*What the task asks*
Can you give the records below again with every "chart-label" swapped for "map-label" and nothing else changed?

- - -

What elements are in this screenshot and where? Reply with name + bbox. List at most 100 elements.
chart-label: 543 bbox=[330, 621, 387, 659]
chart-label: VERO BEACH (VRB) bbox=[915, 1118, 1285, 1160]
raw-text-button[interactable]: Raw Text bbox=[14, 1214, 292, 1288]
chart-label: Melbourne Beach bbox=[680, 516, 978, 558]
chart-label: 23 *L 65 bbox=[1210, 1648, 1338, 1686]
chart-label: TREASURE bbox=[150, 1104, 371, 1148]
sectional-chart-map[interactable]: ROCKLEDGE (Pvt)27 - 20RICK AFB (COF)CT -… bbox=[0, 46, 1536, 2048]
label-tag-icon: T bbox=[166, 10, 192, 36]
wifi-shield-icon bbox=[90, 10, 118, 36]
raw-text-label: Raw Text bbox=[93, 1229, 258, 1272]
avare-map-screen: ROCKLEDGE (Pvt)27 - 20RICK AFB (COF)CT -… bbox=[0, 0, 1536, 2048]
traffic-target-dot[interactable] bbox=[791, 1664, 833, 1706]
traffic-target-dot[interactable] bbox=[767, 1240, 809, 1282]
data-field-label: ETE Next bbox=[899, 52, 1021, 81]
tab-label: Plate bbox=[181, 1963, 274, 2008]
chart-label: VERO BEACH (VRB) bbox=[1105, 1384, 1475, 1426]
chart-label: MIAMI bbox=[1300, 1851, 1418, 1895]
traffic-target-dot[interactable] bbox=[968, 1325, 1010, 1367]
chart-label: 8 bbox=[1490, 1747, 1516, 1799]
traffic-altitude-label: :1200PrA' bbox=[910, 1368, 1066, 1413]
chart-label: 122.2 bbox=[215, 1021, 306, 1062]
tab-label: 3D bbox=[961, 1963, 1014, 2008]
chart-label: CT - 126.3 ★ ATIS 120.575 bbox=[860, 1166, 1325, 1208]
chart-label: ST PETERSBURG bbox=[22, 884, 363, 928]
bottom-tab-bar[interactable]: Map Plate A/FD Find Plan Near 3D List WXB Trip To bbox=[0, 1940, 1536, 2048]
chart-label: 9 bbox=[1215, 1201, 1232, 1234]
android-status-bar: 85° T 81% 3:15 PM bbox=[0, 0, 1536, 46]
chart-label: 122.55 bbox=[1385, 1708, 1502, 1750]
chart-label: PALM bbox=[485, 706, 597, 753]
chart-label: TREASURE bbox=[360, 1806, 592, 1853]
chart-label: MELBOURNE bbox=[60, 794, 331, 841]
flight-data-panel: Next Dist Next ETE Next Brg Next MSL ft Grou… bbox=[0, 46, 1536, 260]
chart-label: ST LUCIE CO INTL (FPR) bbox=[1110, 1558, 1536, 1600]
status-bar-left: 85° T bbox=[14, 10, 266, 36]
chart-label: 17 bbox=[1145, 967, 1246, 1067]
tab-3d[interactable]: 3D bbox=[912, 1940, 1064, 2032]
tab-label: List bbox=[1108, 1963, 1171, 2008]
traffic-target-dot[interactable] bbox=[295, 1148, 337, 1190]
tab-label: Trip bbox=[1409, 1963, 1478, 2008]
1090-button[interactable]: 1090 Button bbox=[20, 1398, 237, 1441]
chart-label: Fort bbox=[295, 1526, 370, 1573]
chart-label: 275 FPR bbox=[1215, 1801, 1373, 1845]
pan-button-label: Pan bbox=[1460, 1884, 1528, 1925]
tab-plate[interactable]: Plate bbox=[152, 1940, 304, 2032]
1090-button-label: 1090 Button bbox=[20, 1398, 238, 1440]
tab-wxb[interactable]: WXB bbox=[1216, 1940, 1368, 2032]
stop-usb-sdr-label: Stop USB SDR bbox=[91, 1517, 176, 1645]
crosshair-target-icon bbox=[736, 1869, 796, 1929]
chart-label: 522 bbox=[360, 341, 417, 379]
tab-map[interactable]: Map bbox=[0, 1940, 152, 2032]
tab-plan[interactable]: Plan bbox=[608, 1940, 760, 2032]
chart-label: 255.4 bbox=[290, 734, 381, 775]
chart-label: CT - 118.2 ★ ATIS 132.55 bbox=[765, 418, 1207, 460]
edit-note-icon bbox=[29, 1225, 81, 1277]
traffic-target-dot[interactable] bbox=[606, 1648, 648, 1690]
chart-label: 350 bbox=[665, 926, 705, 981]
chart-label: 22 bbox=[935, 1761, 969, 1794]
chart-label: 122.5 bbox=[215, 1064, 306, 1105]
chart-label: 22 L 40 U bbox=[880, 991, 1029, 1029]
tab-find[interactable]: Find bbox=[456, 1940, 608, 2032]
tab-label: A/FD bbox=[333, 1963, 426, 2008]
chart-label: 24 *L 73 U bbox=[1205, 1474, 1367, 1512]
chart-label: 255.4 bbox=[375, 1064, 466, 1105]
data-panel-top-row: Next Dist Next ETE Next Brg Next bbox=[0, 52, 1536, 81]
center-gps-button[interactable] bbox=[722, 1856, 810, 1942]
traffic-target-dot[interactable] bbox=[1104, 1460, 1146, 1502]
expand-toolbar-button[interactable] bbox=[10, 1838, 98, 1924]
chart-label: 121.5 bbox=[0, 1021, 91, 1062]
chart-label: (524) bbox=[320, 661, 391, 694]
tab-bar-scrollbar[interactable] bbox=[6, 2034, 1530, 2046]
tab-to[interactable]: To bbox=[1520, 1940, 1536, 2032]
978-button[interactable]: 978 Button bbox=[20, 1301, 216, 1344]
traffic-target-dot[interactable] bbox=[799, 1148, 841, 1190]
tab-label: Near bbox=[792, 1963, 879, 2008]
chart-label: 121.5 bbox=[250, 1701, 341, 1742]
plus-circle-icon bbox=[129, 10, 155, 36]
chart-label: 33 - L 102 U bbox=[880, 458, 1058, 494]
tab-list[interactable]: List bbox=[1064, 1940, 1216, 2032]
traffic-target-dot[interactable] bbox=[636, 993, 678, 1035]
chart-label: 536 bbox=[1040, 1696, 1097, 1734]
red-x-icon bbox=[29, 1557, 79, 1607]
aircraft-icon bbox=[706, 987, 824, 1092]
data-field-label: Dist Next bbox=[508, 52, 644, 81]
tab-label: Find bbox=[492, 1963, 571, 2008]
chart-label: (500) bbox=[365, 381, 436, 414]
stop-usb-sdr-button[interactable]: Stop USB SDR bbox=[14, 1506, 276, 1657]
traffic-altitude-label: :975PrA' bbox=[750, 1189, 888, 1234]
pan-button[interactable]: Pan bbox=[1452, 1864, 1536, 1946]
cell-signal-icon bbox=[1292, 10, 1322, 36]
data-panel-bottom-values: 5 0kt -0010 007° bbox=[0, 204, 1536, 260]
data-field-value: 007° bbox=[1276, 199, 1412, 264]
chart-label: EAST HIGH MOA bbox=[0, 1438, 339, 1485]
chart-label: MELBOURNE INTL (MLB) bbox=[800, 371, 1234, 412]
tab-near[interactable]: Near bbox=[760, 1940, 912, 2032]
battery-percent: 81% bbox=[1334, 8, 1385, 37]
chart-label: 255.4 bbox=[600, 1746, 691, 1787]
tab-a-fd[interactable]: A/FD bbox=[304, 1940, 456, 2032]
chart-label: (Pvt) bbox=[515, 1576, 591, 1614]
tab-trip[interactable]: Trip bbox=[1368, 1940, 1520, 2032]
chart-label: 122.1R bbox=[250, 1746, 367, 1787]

- - -

*The result*
What elements are in this screenshot and where? Reply with name + bbox. List at most 100 elements.
map-label: 543 bbox=[330, 621, 387, 659]
map-label: VERO BEACH (VRB) bbox=[915, 1118, 1285, 1160]
raw-text-button[interactable]: Raw Text bbox=[14, 1214, 292, 1288]
map-label: Melbourne Beach bbox=[680, 516, 978, 558]
map-label: 23 *L 65 bbox=[1210, 1648, 1338, 1686]
map-label: TREASURE bbox=[150, 1104, 371, 1148]
sectional-chart-map[interactable]: ROCKLEDGE (Pvt)27 - 20RICK AFB (COF)CT -… bbox=[0, 46, 1536, 2048]
label-tag-icon: T bbox=[166, 10, 192, 36]
wifi-shield-icon bbox=[90, 10, 118, 36]
raw-text-label: Raw Text bbox=[93, 1229, 258, 1272]
avare-map-screen: ROCKLEDGE (Pvt)27 - 20RICK AFB (COF)CT -… bbox=[0, 0, 1536, 2048]
traffic-target-dot[interactable] bbox=[791, 1664, 833, 1706]
traffic-target-dot[interactable] bbox=[767, 1240, 809, 1282]
data-field-label: ETE Next bbox=[899, 52, 1021, 81]
tab-label: Plate bbox=[181, 1963, 274, 2008]
map-label: VERO BEACH (VRB) bbox=[1105, 1384, 1475, 1426]
map-label: MIAMI bbox=[1300, 1851, 1418, 1895]
traffic-target-dot[interactable] bbox=[968, 1325, 1010, 1367]
map-label: 8 bbox=[1490, 1747, 1516, 1799]
traffic-altitude-label: :1200PrA' bbox=[910, 1368, 1066, 1413]
map-label: 122.2 bbox=[215, 1021, 306, 1062]
tab-label: 3D bbox=[961, 1963, 1014, 2008]
map-label: CT - 126.3 ★ ATIS 120.575 bbox=[860, 1166, 1325, 1208]
map-label: ST PETERSBURG bbox=[22, 884, 363, 928]
bottom-tab-bar[interactable]: Map Plate A/FD Find Plan Near 3D List WXB Trip To bbox=[0, 1940, 1536, 2048]
map-label: 9 bbox=[1215, 1201, 1232, 1234]
android-status-bar: 85° T 81% 3:15 PM bbox=[0, 0, 1536, 46]
map-label: 122.55 bbox=[1385, 1708, 1502, 1750]
map-label: PALM bbox=[485, 706, 597, 753]
map-label: TREASURE bbox=[360, 1806, 592, 1853]
map-label: MELBOURNE bbox=[60, 794, 331, 841]
flight-data-panel: Next Dist Next ETE Next Brg Next MSL ft Grou… bbox=[0, 46, 1536, 260]
map-label: ST LUCIE CO INTL (FPR) bbox=[1110, 1558, 1536, 1600]
status-bar-left: 85° T bbox=[14, 10, 266, 36]
map-label: 17 bbox=[1145, 967, 1246, 1067]
tab-3d[interactable]: 3D bbox=[912, 1940, 1064, 2032]
tab-label: List bbox=[1108, 1963, 1171, 2008]
traffic-target-dot[interactable] bbox=[295, 1148, 337, 1190]
tab-label: Trip bbox=[1409, 1963, 1478, 2008]
1090-button[interactable]: 1090 Button bbox=[20, 1398, 237, 1441]
map-label: Fort bbox=[295, 1526, 370, 1573]
map-label: 275 FPR bbox=[1215, 1801, 1373, 1845]
pan-button-label: Pan bbox=[1460, 1884, 1528, 1925]
tab-plate[interactable]: Plate bbox=[152, 1940, 304, 2032]
1090-button-label: 1090 Button bbox=[20, 1398, 238, 1440]
tab-wxb[interactable]: WXB bbox=[1216, 1940, 1368, 2032]
stop-usb-sdr-label: Stop USB SDR bbox=[91, 1517, 176, 1645]
crosshair-target-icon bbox=[736, 1869, 796, 1929]
map-label: 522 bbox=[360, 341, 417, 379]
tab-map[interactable]: Map bbox=[0, 1940, 152, 2032]
tab-plan[interactable]: Plan bbox=[608, 1940, 760, 2032]
map-label: 255.4 bbox=[290, 734, 381, 775]
map-label: CT - 118.2 ★ ATIS 132.55 bbox=[765, 418, 1207, 460]
edit-note-icon bbox=[29, 1225, 81, 1277]
traffic-target-dot[interactable] bbox=[606, 1648, 648, 1690]
map-label: 350 bbox=[665, 926, 705, 981]
map-label: 22 bbox=[935, 1761, 969, 1794]
map-label: 122.5 bbox=[215, 1064, 306, 1105]
map-label: 22 L 40 U bbox=[880, 991, 1029, 1029]
tab-find[interactable]: Find bbox=[456, 1940, 608, 2032]
tab-label: A/FD bbox=[333, 1963, 426, 2008]
map-label: 24 *L 73 U bbox=[1205, 1474, 1367, 1512]
map-label: 255.4 bbox=[375, 1064, 466, 1105]
data-panel-top-row: Next Dist Next ETE Next Brg Next bbox=[0, 52, 1536, 81]
center-gps-button[interactable] bbox=[722, 1856, 810, 1942]
traffic-target-dot[interactable] bbox=[1104, 1460, 1146, 1502]
expand-toolbar-button[interactable] bbox=[10, 1838, 98, 1924]
map-label: 121.5 bbox=[0, 1021, 91, 1062]
map-label: (524) bbox=[320, 661, 391, 694]
tab-bar-scrollbar[interactable] bbox=[6, 2034, 1530, 2046]
tab-to[interactable]: To bbox=[1520, 1940, 1536, 2032]
978-button[interactable]: 978 Button bbox=[20, 1301, 216, 1344]
traffic-target-dot[interactable] bbox=[799, 1148, 841, 1190]
tab-label: Near bbox=[792, 1963, 879, 2008]
map-label: 121.5 bbox=[250, 1701, 341, 1742]
plus-circle-icon bbox=[129, 10, 155, 36]
map-label: 33 - L 102 U bbox=[880, 458, 1058, 494]
tab-list[interactable]: List bbox=[1064, 1940, 1216, 2032]
traffic-target-dot[interactable] bbox=[636, 993, 678, 1035]
map-label: 536 bbox=[1040, 1696, 1097, 1734]
red-x-icon bbox=[29, 1557, 79, 1607]
aircraft-icon bbox=[706, 987, 824, 1092]
data-field-label: Dist Next bbox=[508, 52, 644, 81]
tab-label: Find bbox=[492, 1963, 571, 2008]
map-label: (500) bbox=[365, 381, 436, 414]
stop-usb-sdr-button[interactable]: Stop USB SDR bbox=[14, 1506, 276, 1657]
traffic-altitude-label: :975PrA' bbox=[750, 1189, 888, 1234]
pan-button[interactable]: Pan bbox=[1452, 1864, 1536, 1946]
cell-signal-icon bbox=[1292, 10, 1322, 36]
data-panel-bottom-values: 5 0kt -0010 007° bbox=[0, 204, 1536, 260]
data-field-value: 007° bbox=[1276, 199, 1412, 264]
map-label: EAST HIGH MOA bbox=[0, 1438, 339, 1485]
map-label: MELBOURNE INTL (MLB) bbox=[800, 371, 1234, 412]
tab-near[interactable]: Near bbox=[760, 1940, 912, 2032]
battery-percent: 81% bbox=[1334, 8, 1385, 37]
map-label: 255.4 bbox=[600, 1746, 691, 1787]
tab-a-fd[interactable]: A/FD bbox=[304, 1940, 456, 2032]
map-label: (Pvt) bbox=[515, 1576, 591, 1614]
tab-trip[interactable]: Trip bbox=[1368, 1940, 1520, 2032]
map-label: 122.1R bbox=[250, 1746, 367, 1787]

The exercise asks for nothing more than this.